* Exercise *
Give the data a second time, exactly and in full.

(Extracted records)
--------

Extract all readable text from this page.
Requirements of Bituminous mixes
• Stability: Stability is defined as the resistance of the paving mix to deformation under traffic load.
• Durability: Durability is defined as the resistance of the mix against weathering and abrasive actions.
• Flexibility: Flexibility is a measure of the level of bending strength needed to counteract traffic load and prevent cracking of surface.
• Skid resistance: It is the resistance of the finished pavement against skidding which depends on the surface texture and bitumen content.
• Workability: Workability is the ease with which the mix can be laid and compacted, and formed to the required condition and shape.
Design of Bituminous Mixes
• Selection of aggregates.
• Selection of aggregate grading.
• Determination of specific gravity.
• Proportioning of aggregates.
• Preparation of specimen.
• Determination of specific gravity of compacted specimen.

--------

* The reply *
Extract all readable text from this page.
Requirements of Bituminous mixes
• Stability: Stability is defined as the resistance of the paving mix to deformation under traffic load.
• Durability: Durability is defined as the resistance of the mix against weathering and abrasive actions.
• Flexibility: Flexibility is a measure of the level of bending strength needed to counteract traffic load and prevent cracking of surface.
• Skid resistance: It is the resistance of the finished pavement against skidding which depends on the surface texture and bitumen content.
• Workability: Workability is the ease with which the mix can be laid and compacted, and formed to the required condition and shape.
Design of Bituminous Mixes
• Selection of aggregates.
• Selection of aggregate grading.
• Determination of specific gravity.
• Proportioning of aggregates.
• Preparation of specimen.
• Determination of specific gravity of compacted specimen.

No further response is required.